**Data for the task**
********************

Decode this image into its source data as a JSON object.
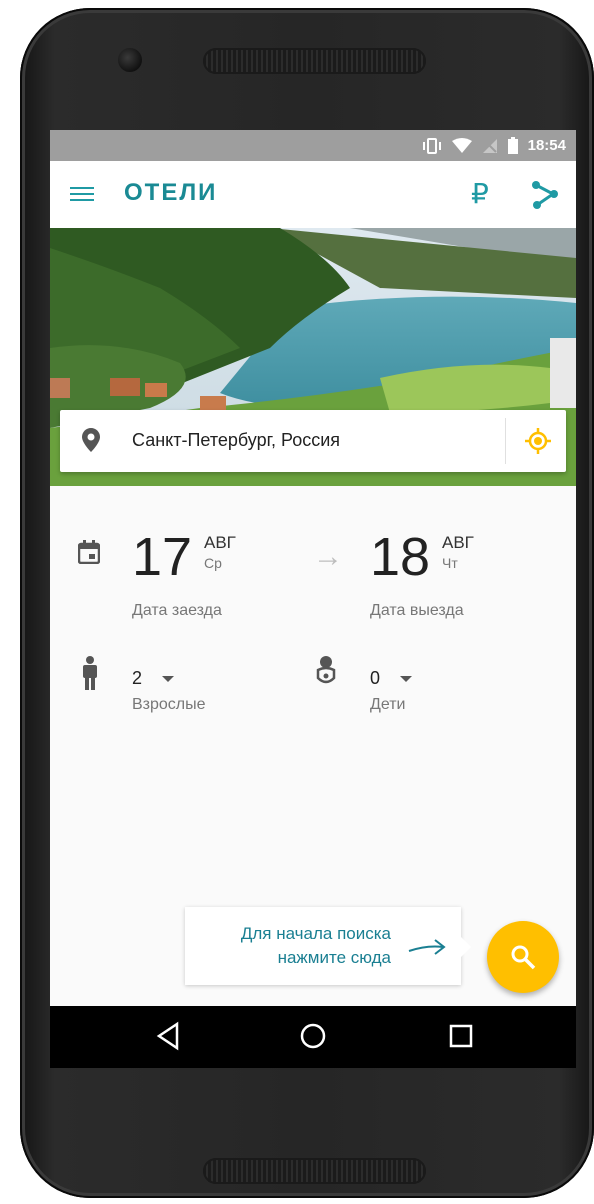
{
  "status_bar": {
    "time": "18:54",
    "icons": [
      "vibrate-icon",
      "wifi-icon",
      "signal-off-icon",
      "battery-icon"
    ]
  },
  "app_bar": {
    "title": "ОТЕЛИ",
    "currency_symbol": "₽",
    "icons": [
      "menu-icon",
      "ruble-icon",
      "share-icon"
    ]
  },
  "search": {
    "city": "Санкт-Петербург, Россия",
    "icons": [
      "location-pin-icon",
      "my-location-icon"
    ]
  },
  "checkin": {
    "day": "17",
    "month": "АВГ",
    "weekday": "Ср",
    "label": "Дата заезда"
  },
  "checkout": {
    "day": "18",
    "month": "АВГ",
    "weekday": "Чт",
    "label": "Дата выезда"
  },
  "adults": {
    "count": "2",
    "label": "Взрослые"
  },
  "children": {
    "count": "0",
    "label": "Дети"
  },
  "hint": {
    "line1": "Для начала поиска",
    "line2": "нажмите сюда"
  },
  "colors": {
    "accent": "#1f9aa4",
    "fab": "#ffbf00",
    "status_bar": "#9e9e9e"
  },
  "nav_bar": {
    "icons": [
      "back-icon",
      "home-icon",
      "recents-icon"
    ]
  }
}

********************

**Exercise description**
Leave the pictures out and reproduce all of the records exactly.

**Answer for the task**
Decode this image into its source data as a JSON object.
{
  "status_bar": {
    "time": "18:54",
    "icons": [
      "vibrate-icon",
      "wifi-icon",
      "signal-off-icon",
      "battery-icon"
    ]
  },
  "app_bar": {
    "title": "ОТЕЛИ",
    "currency_symbol": "₽",
    "icons": [
      "menu-icon",
      "ruble-icon",
      "share-icon"
    ]
  },
  "search": {
    "city": "Санкт-Петербург, Россия",
    "icons": [
      "location-pin-icon",
      "my-location-icon"
    ]
  },
  "checkin": {
    "day": "17",
    "month": "АВГ",
    "weekday": "Ср",
    "label": "Дата заезда"
  },
  "checkout": {
    "day": "18",
    "month": "АВГ",
    "weekday": "Чт",
    "label": "Дата выезда"
  },
  "adults": {
    "count": "2",
    "label": "Взрослые"
  },
  "children": {
    "count": "0",
    "label": "Дети"
  },
  "hint": {
    "line1": "Для начала поиска",
    "line2": "нажмите сюда"
  },
  "colors": {
    "accent": "#1f9aa4",
    "fab": "#ffbf00",
    "status_bar": "#9e9e9e"
  },
  "nav_bar": {
    "icons": [
      "back-icon",
      "home-icon",
      "recents-icon"
    ]
  }
}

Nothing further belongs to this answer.